| What you are asked to do |
Copy every line of the following data that includes the string "winters".

Start Provided records

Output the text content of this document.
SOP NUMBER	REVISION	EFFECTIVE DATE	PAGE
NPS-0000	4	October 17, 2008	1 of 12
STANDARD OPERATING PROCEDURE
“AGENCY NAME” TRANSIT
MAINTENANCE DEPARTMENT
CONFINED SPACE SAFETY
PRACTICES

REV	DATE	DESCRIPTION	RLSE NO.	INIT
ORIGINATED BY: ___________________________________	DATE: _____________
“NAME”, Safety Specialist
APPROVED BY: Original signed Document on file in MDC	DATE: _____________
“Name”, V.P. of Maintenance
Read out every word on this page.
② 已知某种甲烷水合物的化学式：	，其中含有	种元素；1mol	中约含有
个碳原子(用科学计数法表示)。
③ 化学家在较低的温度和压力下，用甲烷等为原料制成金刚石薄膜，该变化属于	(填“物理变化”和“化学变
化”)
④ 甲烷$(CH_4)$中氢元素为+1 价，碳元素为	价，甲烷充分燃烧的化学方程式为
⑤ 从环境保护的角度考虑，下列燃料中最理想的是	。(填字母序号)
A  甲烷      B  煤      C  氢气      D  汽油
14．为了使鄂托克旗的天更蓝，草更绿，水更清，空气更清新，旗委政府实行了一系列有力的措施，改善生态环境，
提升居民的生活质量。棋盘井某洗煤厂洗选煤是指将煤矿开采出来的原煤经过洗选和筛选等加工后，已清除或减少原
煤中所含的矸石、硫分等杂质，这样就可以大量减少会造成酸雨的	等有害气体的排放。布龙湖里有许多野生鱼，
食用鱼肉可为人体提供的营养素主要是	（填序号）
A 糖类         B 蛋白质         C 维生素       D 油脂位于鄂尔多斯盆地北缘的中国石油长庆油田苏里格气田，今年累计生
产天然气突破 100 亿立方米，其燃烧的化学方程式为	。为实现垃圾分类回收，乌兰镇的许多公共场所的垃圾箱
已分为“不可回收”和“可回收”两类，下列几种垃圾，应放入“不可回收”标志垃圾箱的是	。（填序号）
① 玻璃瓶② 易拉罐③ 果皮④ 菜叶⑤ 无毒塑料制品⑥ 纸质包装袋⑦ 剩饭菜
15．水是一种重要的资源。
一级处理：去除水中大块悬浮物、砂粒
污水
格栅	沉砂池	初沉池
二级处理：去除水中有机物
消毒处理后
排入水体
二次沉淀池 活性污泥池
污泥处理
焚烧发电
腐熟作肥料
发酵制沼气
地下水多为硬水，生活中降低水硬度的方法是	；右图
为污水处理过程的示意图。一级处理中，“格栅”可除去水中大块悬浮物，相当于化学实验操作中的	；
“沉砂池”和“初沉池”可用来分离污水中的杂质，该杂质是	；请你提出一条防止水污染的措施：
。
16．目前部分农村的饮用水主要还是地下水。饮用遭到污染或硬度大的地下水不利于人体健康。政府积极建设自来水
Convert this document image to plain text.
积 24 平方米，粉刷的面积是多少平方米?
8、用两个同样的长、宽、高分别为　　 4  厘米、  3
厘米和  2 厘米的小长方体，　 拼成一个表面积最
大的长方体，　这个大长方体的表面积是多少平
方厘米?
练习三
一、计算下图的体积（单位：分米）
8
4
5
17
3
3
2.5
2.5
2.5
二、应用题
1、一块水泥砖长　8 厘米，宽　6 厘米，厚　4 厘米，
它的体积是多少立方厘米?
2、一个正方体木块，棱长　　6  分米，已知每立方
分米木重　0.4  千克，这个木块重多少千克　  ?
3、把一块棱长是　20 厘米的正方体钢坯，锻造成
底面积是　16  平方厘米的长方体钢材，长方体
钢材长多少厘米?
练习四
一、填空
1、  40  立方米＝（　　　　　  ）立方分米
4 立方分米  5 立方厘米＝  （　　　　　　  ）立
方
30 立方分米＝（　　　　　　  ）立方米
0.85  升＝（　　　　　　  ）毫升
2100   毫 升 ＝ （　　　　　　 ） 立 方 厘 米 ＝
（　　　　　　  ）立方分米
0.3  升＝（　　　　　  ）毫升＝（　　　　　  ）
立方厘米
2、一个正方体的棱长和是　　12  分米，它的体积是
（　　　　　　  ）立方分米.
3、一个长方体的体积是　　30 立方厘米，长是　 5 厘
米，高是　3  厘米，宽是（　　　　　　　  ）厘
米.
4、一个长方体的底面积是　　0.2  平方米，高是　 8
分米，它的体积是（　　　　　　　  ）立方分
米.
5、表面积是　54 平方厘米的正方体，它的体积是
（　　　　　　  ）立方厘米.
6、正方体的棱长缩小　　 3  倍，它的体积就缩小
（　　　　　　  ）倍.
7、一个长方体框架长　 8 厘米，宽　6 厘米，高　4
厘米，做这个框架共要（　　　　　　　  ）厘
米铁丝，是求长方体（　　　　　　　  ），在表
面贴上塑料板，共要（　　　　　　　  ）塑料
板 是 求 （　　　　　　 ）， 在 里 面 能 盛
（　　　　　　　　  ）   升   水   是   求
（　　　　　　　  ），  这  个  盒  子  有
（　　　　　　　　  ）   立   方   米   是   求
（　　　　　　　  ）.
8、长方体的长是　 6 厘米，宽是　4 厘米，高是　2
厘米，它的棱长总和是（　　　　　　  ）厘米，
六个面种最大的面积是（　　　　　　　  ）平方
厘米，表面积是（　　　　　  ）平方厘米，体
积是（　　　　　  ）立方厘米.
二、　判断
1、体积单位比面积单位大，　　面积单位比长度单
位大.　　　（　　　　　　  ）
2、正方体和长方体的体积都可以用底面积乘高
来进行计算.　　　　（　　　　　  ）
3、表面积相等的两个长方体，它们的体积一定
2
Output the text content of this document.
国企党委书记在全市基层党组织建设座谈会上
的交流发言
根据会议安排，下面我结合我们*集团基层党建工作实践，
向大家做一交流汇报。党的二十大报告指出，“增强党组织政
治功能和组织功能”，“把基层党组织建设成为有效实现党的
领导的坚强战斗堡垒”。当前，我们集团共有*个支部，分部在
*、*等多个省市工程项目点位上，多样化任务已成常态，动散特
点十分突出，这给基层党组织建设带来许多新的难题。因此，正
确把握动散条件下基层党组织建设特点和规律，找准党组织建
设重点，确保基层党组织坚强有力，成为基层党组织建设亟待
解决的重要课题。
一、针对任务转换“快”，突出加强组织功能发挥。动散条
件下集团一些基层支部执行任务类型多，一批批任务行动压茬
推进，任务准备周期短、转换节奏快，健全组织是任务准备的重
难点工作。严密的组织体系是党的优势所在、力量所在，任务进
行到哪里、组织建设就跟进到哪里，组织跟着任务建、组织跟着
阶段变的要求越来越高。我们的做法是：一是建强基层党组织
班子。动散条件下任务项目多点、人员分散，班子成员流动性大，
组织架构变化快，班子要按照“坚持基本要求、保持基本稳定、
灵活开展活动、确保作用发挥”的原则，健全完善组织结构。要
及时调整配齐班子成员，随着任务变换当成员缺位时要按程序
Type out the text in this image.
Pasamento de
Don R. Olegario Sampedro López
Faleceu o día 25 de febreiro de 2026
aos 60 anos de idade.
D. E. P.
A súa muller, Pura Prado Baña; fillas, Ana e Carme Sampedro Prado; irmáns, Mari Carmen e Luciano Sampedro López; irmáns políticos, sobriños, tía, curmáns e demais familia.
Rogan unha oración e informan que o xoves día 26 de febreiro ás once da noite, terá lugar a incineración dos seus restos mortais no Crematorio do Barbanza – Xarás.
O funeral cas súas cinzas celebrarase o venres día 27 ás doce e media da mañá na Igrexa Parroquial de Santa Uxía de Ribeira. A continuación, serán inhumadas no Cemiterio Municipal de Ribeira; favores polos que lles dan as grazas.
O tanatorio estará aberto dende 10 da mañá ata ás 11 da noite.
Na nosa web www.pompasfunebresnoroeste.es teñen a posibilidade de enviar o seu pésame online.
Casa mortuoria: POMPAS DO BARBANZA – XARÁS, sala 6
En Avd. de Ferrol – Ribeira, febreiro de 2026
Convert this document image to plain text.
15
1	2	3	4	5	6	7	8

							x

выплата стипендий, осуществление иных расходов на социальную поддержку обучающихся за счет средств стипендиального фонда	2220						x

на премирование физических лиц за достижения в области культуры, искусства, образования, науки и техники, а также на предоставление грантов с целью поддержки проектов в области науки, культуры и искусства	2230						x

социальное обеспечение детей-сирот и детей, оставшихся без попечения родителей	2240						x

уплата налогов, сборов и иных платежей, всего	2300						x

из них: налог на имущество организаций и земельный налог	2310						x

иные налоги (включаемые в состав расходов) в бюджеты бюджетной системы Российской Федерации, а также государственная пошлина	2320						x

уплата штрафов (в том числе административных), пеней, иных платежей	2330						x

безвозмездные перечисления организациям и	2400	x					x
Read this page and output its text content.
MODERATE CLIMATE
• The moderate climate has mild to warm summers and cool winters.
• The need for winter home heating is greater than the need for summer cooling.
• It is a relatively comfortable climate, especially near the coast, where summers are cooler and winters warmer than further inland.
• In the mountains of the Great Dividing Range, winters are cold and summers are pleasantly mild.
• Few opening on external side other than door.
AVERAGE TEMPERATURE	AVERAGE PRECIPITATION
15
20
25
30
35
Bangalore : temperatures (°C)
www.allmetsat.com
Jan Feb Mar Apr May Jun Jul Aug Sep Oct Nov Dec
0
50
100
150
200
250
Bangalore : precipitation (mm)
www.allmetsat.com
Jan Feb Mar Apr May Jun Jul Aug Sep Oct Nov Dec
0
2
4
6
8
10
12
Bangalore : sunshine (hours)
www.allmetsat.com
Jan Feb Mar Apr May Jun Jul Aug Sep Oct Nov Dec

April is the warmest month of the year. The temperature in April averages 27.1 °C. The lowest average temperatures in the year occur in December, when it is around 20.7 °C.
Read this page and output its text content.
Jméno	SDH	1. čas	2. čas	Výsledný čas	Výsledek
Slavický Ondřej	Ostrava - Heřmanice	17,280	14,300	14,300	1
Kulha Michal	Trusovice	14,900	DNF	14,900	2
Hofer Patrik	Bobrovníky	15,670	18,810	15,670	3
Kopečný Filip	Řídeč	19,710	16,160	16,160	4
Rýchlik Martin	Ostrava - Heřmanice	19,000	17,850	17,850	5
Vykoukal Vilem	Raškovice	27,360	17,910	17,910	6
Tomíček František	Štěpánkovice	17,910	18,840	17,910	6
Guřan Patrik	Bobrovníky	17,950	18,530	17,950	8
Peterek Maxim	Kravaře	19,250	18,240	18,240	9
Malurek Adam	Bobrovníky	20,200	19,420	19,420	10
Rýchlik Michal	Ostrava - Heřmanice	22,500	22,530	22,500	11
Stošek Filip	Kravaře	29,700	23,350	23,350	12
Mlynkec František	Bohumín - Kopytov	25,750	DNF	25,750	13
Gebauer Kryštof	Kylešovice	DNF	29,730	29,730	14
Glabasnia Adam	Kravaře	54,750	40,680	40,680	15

End Provided records

| Reply to the task |
• The moderate climate has mild to warm summers and cool winters.
• It is a relatively comfortable climate, especially near the coast, where summers are cooler and winters warmer than further inland.
• In the mountains of the Great Dividing Range, winters are cold and summers are pleasantly mild.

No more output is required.